→ What you are asked to do: Return all lines in the material below that contain "Vitamina".

→ Data entries:
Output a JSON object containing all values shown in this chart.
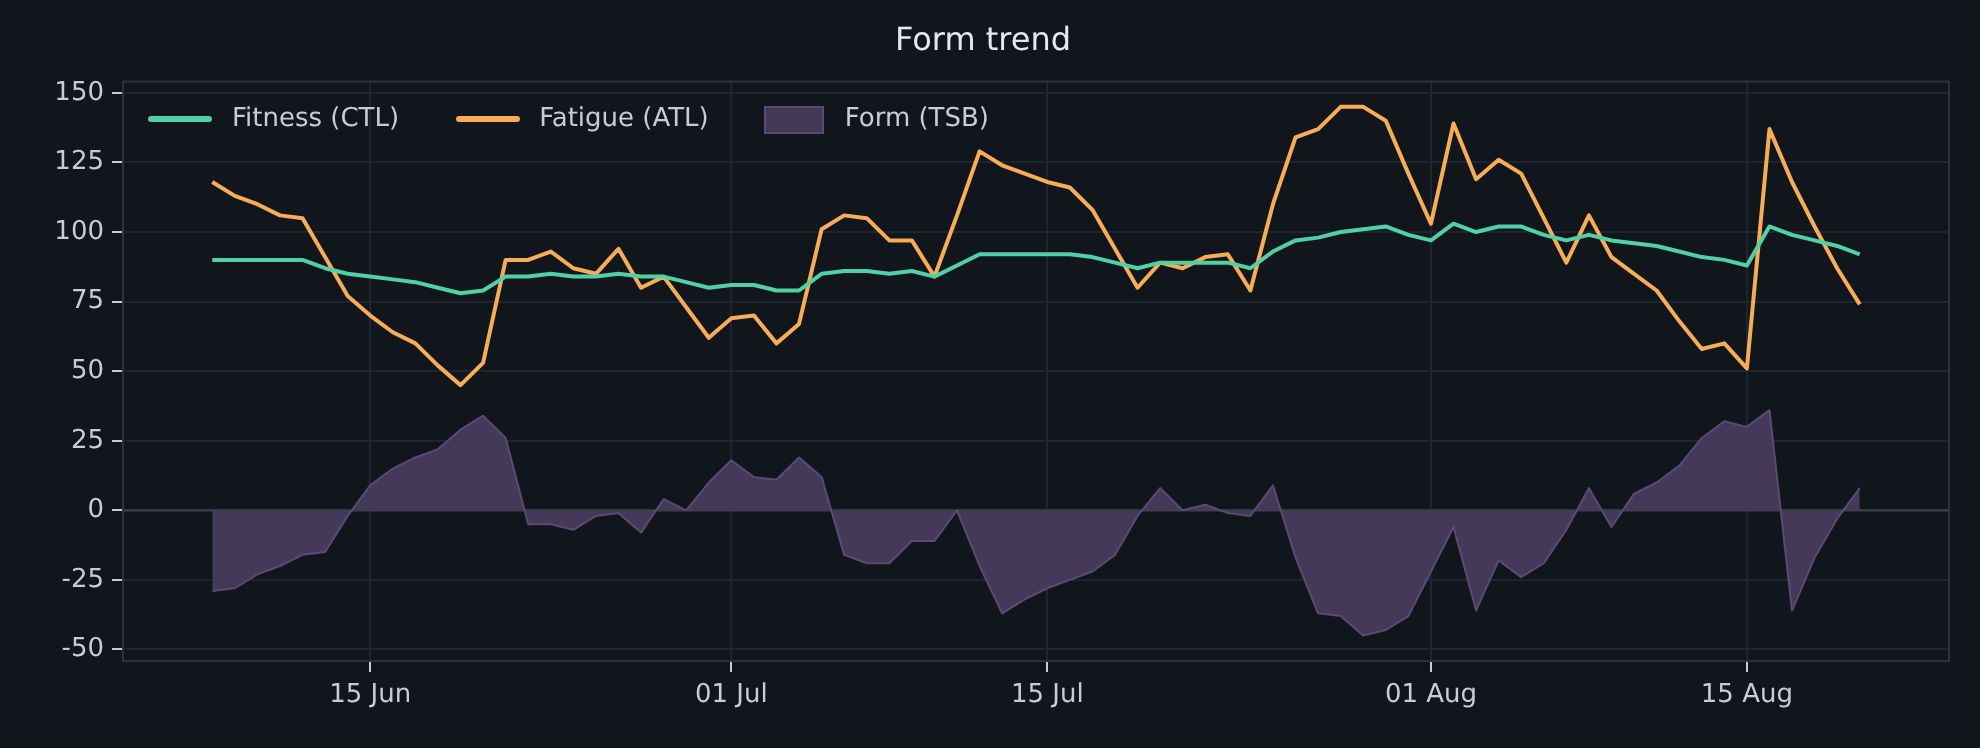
{
  "chart_data": {
    "type": "line",
    "title": "Form trend",
    "x": [
      "--06-08",
      "--06-09",
      "--06-10",
      "--06-11",
      "--06-12",
      "--06-13",
      "--06-14",
      "--06-15",
      "--06-16",
      "--06-17",
      "--06-18",
      "--06-19",
      "--06-20",
      "--06-21",
      "--06-22",
      "--06-23",
      "--06-24",
      "--06-25",
      "--06-26",
      "--06-27",
      "--06-28",
      "--06-29",
      "--06-30",
      "--07-01",
      "--07-02",
      "--07-03",
      "--07-04",
      "--07-05",
      "--07-06",
      "--07-07",
      "--07-08",
      "--07-09",
      "--07-10",
      "--07-11",
      "--07-12",
      "--07-13",
      "--07-14",
      "--07-15",
      "--07-16",
      "--07-17",
      "--07-18",
      "--07-19",
      "--07-20",
      "--07-21",
      "--07-22",
      "--07-23",
      "--07-24",
      "--07-25",
      "--07-26",
      "--07-27",
      "--07-28",
      "--07-29",
      "--07-30",
      "--07-31",
      "--08-01",
      "--08-02",
      "--08-03",
      "--08-04",
      "--08-05",
      "--08-06",
      "--08-07",
      "--08-08",
      "--08-09",
      "--08-10",
      "--08-11",
      "--08-12",
      "--08-13",
      "--08-14",
      "--08-15",
      "--08-16",
      "--08-17",
      "--08-18",
      "--08-19",
      "--08-20"
    ],
    "series": [
      {
        "name": "Fitness (CTL)",
        "color": "#4fd1a5",
        "values": [
          90,
          90,
          90,
          90,
          90,
          87,
          85,
          84,
          83,
          82,
          80,
          78,
          79,
          84,
          84,
          85,
          84,
          84,
          85,
          84,
          84,
          82,
          80,
          81,
          81,
          79,
          79,
          85,
          86,
          86,
          85,
          86,
          84,
          88,
          92,
          92,
          92,
          92,
          92,
          91,
          89,
          87,
          89,
          89,
          89,
          89,
          87,
          93,
          97,
          98,
          100,
          101,
          102,
          99,
          97,
          103,
          100,
          102,
          102,
          99,
          97,
          99,
          97,
          96,
          95,
          93,
          91,
          90,
          88,
          102,
          99,
          97,
          95,
          92
        ]
      },
      {
        "name": "Fatigue (ATL)",
        "color": "#f6ad55",
        "values": [
          118,
          113,
          110,
          106,
          105,
          91,
          77,
          70,
          64,
          60,
          52,
          45,
          53,
          90,
          90,
          93,
          87,
          85,
          94,
          80,
          84,
          73,
          62,
          69,
          70,
          60,
          67,
          101,
          106,
          105,
          97,
          97,
          84,
          106,
          129,
          124,
          121,
          118,
          116,
          108,
          94,
          80,
          89,
          87,
          91,
          92,
          79,
          110,
          134,
          137,
          145,
          145,
          140,
          121,
          103,
          139,
          119,
          126,
          121,
          105,
          89,
          106,
          91,
          85,
          79,
          68,
          58,
          60,
          51,
          137,
          118,
          102,
          87,
          74
        ]
      },
      {
        "name": "Form (TSB)",
        "type": "area",
        "color": "#45395a",
        "values": [
          -29,
          -28,
          -23,
          -20,
          -16,
          -15,
          -2,
          9,
          15,
          19,
          22,
          29,
          34,
          26,
          -5,
          -5,
          -7,
          -2,
          -1,
          -8,
          4,
          0,
          10,
          18,
          12,
          11,
          19,
          12,
          -16,
          -19,
          -19,
          -11,
          -11,
          0,
          -20,
          -37,
          -32,
          -28,
          -25,
          -22,
          -16,
          -2,
          8,
          0,
          2,
          -1,
          -2,
          9,
          -17,
          -37,
          -38,
          -45,
          -43,
          -38,
          -22,
          -6,
          -36,
          -18,
          -24,
          -19,
          -7,
          8,
          -6,
          6,
          10,
          16,
          26,
          32,
          30,
          36,
          -36,
          -17,
          -3,
          8
        ]
      }
    ],
    "xlim": [
      "--06-04",
      "--08-24"
    ],
    "xticks": [
      {
        "value": "--06-15",
        "label": "15 Jun"
      },
      {
        "value": "--07-01",
        "label": "01 Jul"
      },
      {
        "value": "--07-15",
        "label": "15 Jul"
      },
      {
        "value": "--08-01",
        "label": "01 Aug"
      },
      {
        "value": "--08-15",
        "label": "15 Aug"
      }
    ],
    "ylim": [
      -54.5,
      154.5
    ],
    "yticks": [
      -50,
      -25,
      0,
      25,
      50,
      75,
      100,
      125,
      150
    ],
    "ref_lines": [
      {
        "axis": "y",
        "value": 0,
        "color": "#3b404b"
      }
    ],
    "grid": true,
    "legend": "top left",
    "marker": "none"
  }
}
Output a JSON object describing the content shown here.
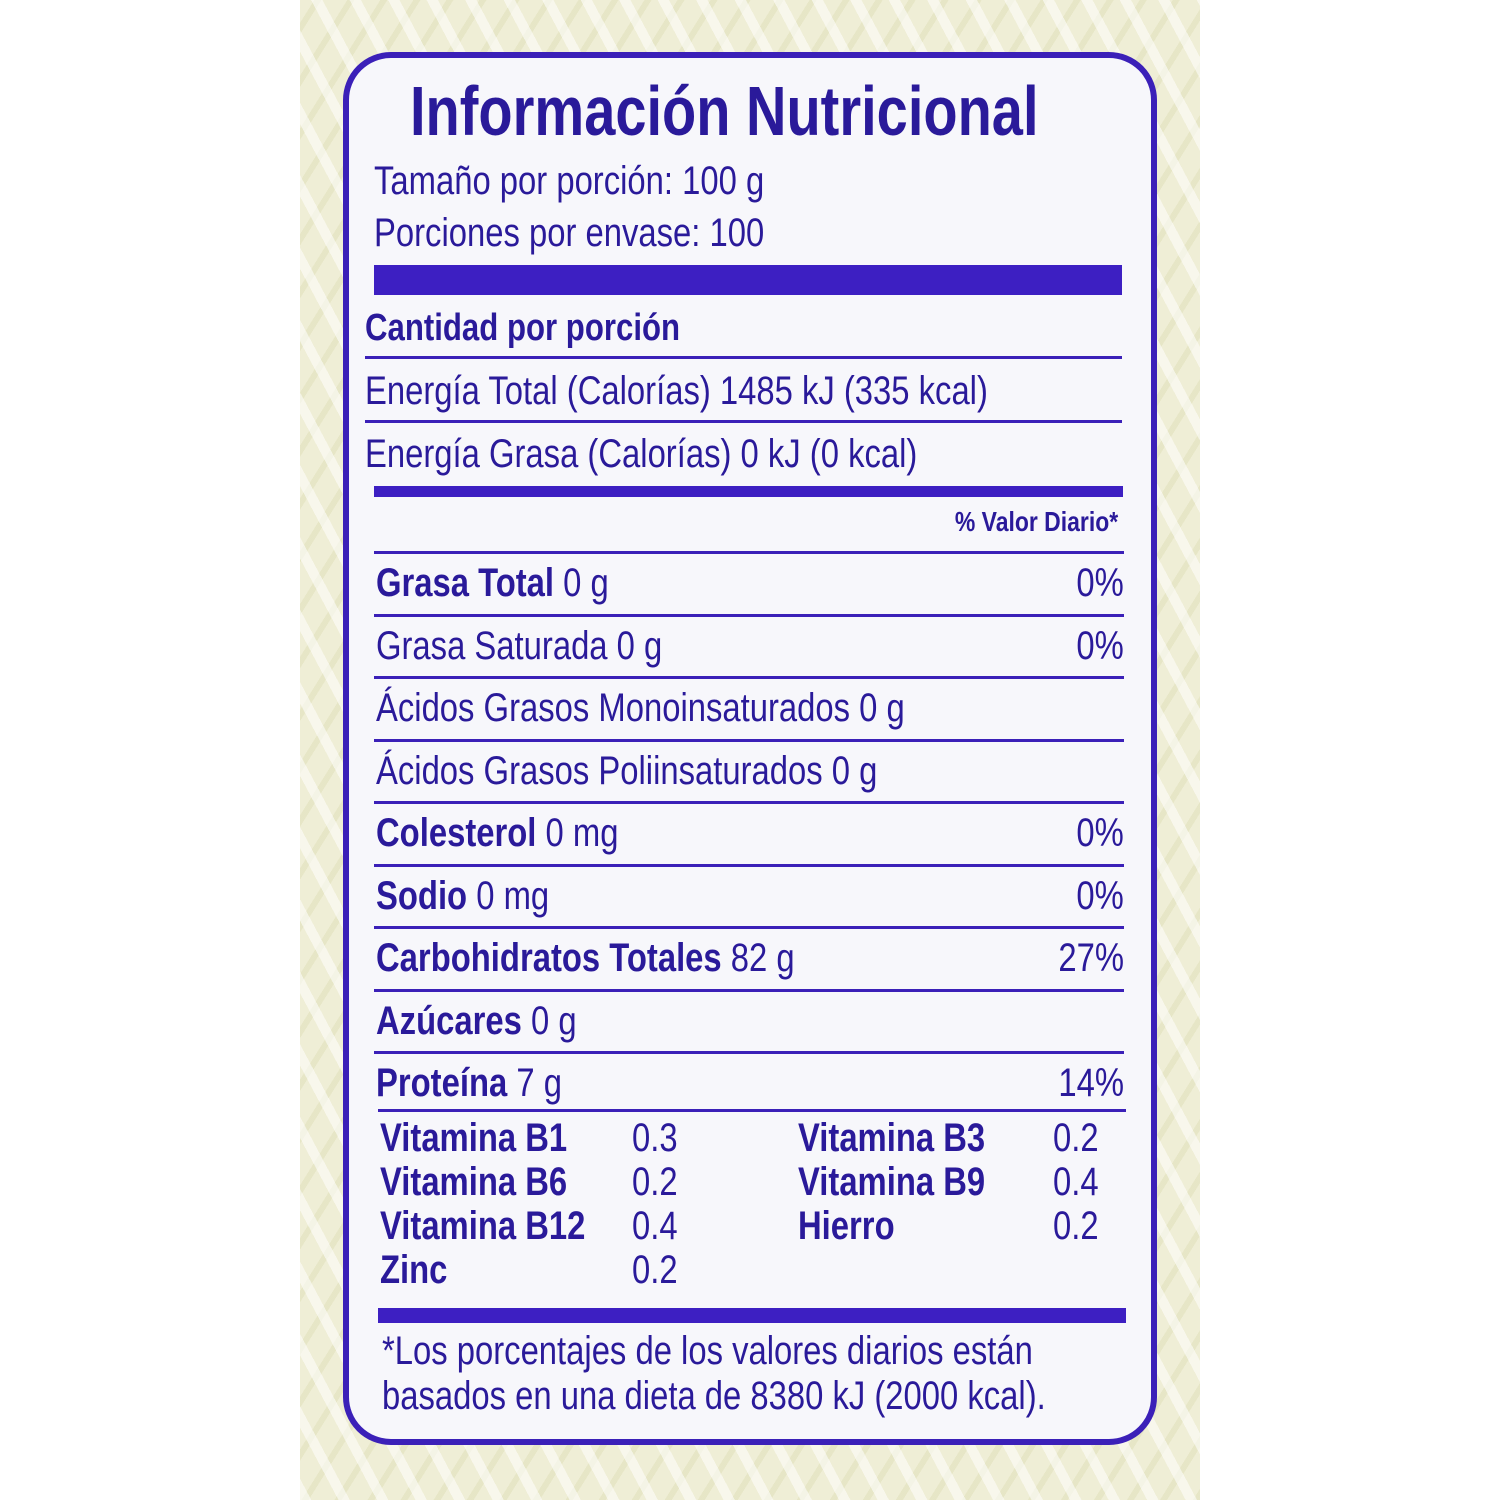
{
  "title": "Información Nutricional",
  "serving_size": "Tamaño por porción: 100 g",
  "servings_per_container": "Porciones por envase: 100",
  "amount_per_serving": "Cantidad por porción",
  "energy_total": "Energía Total (Calorías) 1485 kJ (335 kcal)",
  "energy_fat": "Energía Grasa (Calorías) 0 kJ (0 kcal)",
  "daily_value_header": "% Valor Diario*",
  "nutrients": [
    {
      "name": "Grasa Total",
      "amount": " 0 g",
      "dv": "0%",
      "bold": true
    },
    {
      "name": "Grasa Saturada",
      "amount": " 0 g",
      "dv": "0%",
      "bold": false
    },
    {
      "name": "Ácidos Grasos Monoinsaturados",
      "amount": " 0 g",
      "dv": "",
      "bold": false
    },
    {
      "name": "Ácidos Grasos Poliinsaturados",
      "amount": " 0 g",
      "dv": "",
      "bold": false
    },
    {
      "name": "Colesterol",
      "amount": " 0 mg",
      "dv": "0%",
      "bold": true
    },
    {
      "name": "Sodio",
      "amount": " 0 mg",
      "dv": "0%",
      "bold": true
    },
    {
      "name": "Carbohidratos Totales",
      "amount": " 82 g",
      "dv": "27%",
      "bold": true
    },
    {
      "name": "Azúcares",
      "amount": " 0 g",
      "dv": "",
      "bold": true
    },
    {
      "name": "Proteína",
      "amount": " 7 g",
      "dv": "14%",
      "bold": true
    }
  ],
  "vitamins_left": [
    {
      "name": "Vitamina B1",
      "value": "0.3"
    },
    {
      "name": "Vitamina B6",
      "value": "0.2"
    },
    {
      "name": "Vitamina B12",
      "value": "0.4"
    },
    {
      "name": "Zinc",
      "value": "0.2"
    }
  ],
  "vitamins_right": [
    {
      "name": "Vitamina B3",
      "value": "0.2"
    },
    {
      "name": "Vitamina B9",
      "value": "0.4"
    },
    {
      "name": "Hierro",
      "value": "0.2"
    }
  ],
  "footnote_line1": "*Los porcentajes de los valores diarios están",
  "footnote_line2": "basados en una dieta de 8380 kJ (2000 kcal).",
  "colors": {
    "ink": "#2a1a9a",
    "bar": "#3d1fc2",
    "background": "#efeed6"
  }
}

→ Reply:
      "name": "Vitamina B1",
      "name": "Vitamina B6",
      "name": "Vitamina B12",
      "name": "Vitamina B3",
      "name": "Vitamina B9",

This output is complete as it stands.